Page extract -
The menu itself is a curated journey through the Italian peninsula, with Chef Mazza’s Neapolitan sensibility layered over the Abruzzese backbone that has defined Il Mulino since 1981. Signature dishes include the Veal Chop, a bone-in monument to proper butchering and high-heat execution; the Chicken Parmigiana, which earned the restaurant the 2024 Best Chicken Parmigiana on Long Island award from Greater Long Island Foodies; the dry-aged New York Strip with pizzaiola sauce; and the Capellini Il Mulino — a tangle of angel-hair pasta with wild mushrooms, pancetta, sweet peas, vodka cream sauce, and black truffle that has achieved near-legendary status among regulars (Yelp, 2024). The Bronzino, filleted tableside with only olive oil and sea salt, has been called by more than one reviewer the finest they have encountered anywhere in the world. Porcini mushroom-stuffed potato gnocchi with cherry tomato shallot sauce and pecorino romano represent Chef Mazza’s gift for elevating humble ingredients into something approaching the sublime.

Work to complete -
A: From the passage on the Il Mulino menu, list every ingredient named for the Capellini Il Mulino.
B: Do these statements agree with the passage on the Il Mulino menu? Answer yes or no for each and quote the words that decide it.
(i) Il Mulino has been around since 1981.
(ii) The Chicken Parmigiana award came from Yelp.
(iii) The Bronzino is filleted in the kitchen before it reaches the table.
C: Carry the passage on the Il Mulino menu forward from its last sentence.

Dataset excerpts -
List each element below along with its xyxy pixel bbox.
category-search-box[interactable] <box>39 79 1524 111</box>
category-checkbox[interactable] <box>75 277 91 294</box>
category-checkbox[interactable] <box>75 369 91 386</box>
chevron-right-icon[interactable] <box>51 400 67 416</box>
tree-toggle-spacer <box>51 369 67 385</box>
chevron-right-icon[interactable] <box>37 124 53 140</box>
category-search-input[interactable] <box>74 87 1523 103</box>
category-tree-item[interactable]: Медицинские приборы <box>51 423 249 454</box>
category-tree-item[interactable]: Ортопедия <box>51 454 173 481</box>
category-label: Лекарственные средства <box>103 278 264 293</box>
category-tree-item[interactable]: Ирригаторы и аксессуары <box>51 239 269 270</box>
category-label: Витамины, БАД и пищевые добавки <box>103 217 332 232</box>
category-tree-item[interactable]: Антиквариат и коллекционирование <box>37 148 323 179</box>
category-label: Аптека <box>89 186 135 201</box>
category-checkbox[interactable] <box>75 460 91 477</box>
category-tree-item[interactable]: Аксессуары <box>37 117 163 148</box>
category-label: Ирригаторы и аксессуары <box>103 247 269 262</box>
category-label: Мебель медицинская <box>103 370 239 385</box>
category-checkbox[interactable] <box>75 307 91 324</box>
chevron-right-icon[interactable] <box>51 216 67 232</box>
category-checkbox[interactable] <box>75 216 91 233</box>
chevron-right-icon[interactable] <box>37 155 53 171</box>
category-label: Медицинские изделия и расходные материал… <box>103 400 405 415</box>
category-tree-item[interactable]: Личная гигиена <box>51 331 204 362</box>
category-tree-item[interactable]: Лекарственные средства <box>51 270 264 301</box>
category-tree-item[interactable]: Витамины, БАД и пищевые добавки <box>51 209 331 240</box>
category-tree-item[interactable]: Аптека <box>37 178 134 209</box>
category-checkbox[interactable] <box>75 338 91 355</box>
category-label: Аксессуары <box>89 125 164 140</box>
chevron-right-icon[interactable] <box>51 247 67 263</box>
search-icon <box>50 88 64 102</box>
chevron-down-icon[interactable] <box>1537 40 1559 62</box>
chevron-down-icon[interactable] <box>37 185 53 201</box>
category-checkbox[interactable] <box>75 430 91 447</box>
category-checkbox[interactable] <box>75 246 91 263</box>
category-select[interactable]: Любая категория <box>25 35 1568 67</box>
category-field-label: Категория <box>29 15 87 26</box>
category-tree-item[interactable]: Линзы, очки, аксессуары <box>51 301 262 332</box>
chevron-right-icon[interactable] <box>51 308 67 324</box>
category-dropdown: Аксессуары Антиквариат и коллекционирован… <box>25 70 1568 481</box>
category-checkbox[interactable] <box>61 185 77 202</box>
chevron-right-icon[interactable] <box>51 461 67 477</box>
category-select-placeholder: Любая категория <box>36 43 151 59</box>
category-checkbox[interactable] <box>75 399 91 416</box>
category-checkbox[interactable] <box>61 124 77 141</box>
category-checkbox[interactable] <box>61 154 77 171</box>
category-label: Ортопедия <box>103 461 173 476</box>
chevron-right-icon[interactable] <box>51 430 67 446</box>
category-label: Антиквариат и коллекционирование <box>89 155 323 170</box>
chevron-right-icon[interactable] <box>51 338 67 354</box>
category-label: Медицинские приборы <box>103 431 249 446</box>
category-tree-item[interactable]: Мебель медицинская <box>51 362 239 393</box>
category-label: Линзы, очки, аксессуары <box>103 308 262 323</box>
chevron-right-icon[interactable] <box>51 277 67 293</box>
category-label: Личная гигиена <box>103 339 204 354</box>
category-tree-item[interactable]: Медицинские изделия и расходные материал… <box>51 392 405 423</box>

Expected outputs -
A:
- angel-hair pasta
- wild mushrooms
- pancetta
- sweet peas
- vodka cream sauce
- black truffle

B:
(i) Yes: "the Abruzzese backbone that has defined Il Mulino since 1981"
(ii) No: "the 2024 Best Chicken Parmigiana on Long Island award from Greater Long Island Foodies"
(iii) No: "The Bronzino, filleted tableside with only olive oil and sea salt"

C:
The wine program matches the culinary ambition, drawing from Italy’s great regional estates and offering a range that complements everything from a light antipasto course to a full-bodied secondi. A full bar with classic cocktails rounds out the beverage offerings. Sunday Brunch, served noon to three, offers both traditional American brunch fare and Italian specialties alongside signature cocktails, while the Sunday Supper Menu provides a curated weekly experience of seasonal and signature dishes designed for gathering with family and friends. The weekday prix fixe lunch — thirty-five dollars per person, Monday through Friday, noon to three — represents one of the most compelling fine dining values on the North Shore.

Service, Community, and the Art of Hospitality

In my experience running The Heritage Diner for twenty-five years, I have learned that the difference between a restaurant that lasts and one that does not is rarely the food alone. It is the invisible architecture of service — the way a guest feels remembered, anticipated, and cared for — that transforms a dining room into a destination. Il Mulino Roslyn understands this at a molecular level. The waitstaff is trained in the old European tradition of career hospitality: these are not temporary employees passing through but professionals who view their work as a vocation. Jerry Katzoff, the brand’s chairman, has emphasized that Il Mulino invests heavily in professional development and compensates its staff accordingly, creating a culture where servers remain for decades (Leaders Magazine, 2021).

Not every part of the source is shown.